Records:
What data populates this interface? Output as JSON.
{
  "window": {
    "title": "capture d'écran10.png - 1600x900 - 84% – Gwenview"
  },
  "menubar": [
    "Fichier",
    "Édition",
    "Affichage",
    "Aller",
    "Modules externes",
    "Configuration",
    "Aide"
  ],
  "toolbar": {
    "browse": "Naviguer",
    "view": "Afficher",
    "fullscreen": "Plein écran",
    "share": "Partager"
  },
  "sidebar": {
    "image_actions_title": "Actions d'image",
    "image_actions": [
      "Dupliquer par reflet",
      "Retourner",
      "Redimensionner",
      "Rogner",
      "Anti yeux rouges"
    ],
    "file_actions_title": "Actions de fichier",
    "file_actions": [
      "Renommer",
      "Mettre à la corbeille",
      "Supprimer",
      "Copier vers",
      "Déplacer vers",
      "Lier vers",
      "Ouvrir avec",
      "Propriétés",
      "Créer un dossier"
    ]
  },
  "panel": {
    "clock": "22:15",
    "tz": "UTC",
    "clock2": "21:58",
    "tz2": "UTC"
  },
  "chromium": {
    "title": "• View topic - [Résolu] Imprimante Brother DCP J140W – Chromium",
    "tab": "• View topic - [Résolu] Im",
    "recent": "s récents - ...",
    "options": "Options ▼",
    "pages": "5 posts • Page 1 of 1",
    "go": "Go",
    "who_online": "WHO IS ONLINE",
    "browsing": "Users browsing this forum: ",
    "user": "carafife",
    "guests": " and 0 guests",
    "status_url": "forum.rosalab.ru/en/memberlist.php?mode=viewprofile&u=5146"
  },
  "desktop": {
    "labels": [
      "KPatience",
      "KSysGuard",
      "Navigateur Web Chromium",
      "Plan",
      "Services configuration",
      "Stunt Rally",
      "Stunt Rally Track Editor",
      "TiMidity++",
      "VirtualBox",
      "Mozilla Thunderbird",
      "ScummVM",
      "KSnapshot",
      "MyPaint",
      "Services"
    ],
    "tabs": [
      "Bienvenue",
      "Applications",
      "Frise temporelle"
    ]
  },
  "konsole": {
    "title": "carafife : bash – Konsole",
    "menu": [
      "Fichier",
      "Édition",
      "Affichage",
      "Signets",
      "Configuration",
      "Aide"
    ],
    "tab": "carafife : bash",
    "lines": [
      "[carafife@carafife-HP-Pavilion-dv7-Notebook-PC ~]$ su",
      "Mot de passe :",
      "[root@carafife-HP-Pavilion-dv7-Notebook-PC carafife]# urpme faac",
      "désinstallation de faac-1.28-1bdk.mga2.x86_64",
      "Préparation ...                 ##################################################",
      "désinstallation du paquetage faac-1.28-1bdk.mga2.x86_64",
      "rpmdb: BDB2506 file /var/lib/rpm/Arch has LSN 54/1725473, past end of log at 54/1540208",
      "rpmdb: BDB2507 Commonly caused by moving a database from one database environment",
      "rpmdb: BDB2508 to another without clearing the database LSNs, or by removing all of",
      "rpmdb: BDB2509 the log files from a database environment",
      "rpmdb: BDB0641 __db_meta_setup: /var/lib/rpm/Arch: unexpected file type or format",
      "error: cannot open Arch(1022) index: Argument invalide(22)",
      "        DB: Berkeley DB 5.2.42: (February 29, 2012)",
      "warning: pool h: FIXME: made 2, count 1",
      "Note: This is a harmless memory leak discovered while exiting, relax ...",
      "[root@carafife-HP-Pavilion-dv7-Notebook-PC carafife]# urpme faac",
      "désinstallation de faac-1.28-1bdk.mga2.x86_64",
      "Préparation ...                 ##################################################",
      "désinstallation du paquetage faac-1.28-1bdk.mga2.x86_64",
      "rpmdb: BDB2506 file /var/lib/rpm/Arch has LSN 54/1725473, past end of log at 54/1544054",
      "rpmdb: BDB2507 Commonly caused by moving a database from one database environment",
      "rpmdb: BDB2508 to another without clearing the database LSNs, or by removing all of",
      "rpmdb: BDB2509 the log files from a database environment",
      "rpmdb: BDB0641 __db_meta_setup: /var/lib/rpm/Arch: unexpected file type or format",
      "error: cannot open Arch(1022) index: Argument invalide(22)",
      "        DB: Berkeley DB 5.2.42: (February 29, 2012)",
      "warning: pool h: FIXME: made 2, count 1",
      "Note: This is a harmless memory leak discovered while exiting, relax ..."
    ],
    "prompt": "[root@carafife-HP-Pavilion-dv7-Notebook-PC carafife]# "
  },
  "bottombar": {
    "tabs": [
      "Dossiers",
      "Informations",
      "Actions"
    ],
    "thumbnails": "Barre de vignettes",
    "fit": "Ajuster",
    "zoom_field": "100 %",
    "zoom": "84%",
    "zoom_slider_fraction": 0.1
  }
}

Short problem: From the entries above, pull out each line that includes "topic".

Result:
    "title": "• View topic - [Résolu] Imprimante Brother DCP J140W – Chromium",
    "tab": "• View topic - [Résolu] Im",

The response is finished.